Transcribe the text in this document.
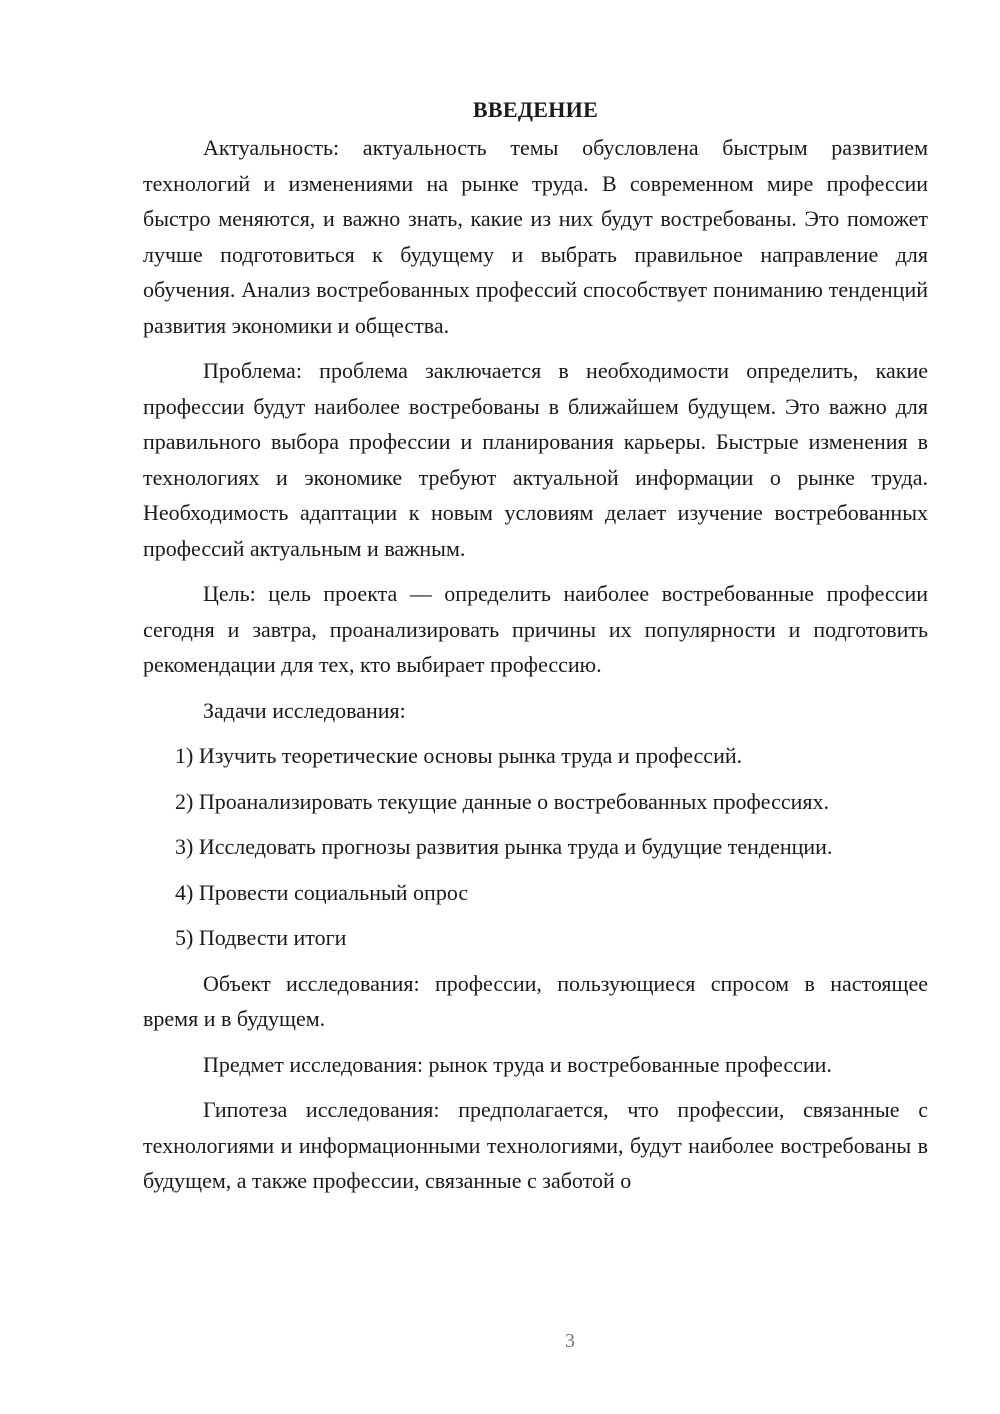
ВВЕДЕНИЕ

Актуальность: актуальность темы обусловлена быстрым развитием технологий и изменениями на рынке труда. В современном мире профессии быстро меняются, и важно знать, какие из них будут востребованы. Это поможет лучше подготовиться к будущему и выбрать правильное направление для обучения. Анализ востребованных профессий способствует пониманию тенденций развития экономики и общества.

Проблема: проблема заключается в необходимости определить, какие профессии будут наиболее востребованы в ближайшем будущем. Это важно для правильного выбора профессии и планирования карьеры. Быстрые изменения в технологиях и экономике требуют актуальной информации о рынке труда. Необходимость адаптации к новым условиям делает изучение востребованных профессий актуальным и важным.

Цель: цель проекта — определить наиболее востребованные профессии сегодня и завтра, проанализировать причины их популярности и подготовить рекомендации для тех, кто выбирает профессию.

Задачи исследования:

1) Изучить теоретические основы рынка труда и профессий.

2) Проанализировать текущие данные о востребованных профессиях.

3) Исследовать прогнозы развития рынка труда и будущие тенденции.

4) Провести социальный опрос

5) Подвести итоги

Объект исследования: профессии, пользующиеся спросом в настоящее время и в будущем.

Предмет исследования: рынок труда и востребованные профессии.

Гипотеза исследования: предполагается, что профессии, связанные с технологиями и информационными технологиями, будут наиболее востребованы в будущем, а также профессии, связанные с заботой о

3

=== WHAT TO DO ===
Print out every entry above without changing a word, and leave out the pictures.

=== EXERCISE ANSWER ===
Transcribe the text in this document.
ВВЕДЕНИЕ

Актуальность: актуальность темы обусловлена быстрым развитием технологий и изменениями на рынке труда. В современном мире профессии быстро меняются, и важно знать, какие из них будут востребованы. Это поможет лучше подготовиться к будущему и выбрать правильное направление для обучения. Анализ востребованных профессий способствует пониманию тенденций развития экономики и общества.

Проблема: проблема заключается в необходимости определить, какие профессии будут наиболее востребованы в ближайшем будущем. Это важно для правильного выбора профессии и планирования карьеры. Быстрые изменения в технологиях и экономике требуют актуальной информации о рынке труда. Необходимость адаптации к новым условиям делает изучение востребованных профессий актуальным и важным.

Цель: цель проекта — определить наиболее востребованные профессии сегодня и завтра, проанализировать причины их популярности и подготовить рекомендации для тех, кто выбирает профессию.

Задачи исследования:

1) Изучить теоретические основы рынка труда и профессий.

2) Проанализировать текущие данные о востребованных профессиях.

3) Исследовать прогнозы развития рынка труда и будущие тенденции.

4) Провести социальный опрос

5) Подвести итоги

Объект исследования: профессии, пользующиеся спросом в настоящее время и в будущем.

Предмет исследования: рынок труда и востребованные профессии.

Гипотеза исследования: предполагается, что профессии, связанные с технологиями и информационными технологиями, будут наиболее востребованы в будущем, а также профессии, связанные с заботой о

3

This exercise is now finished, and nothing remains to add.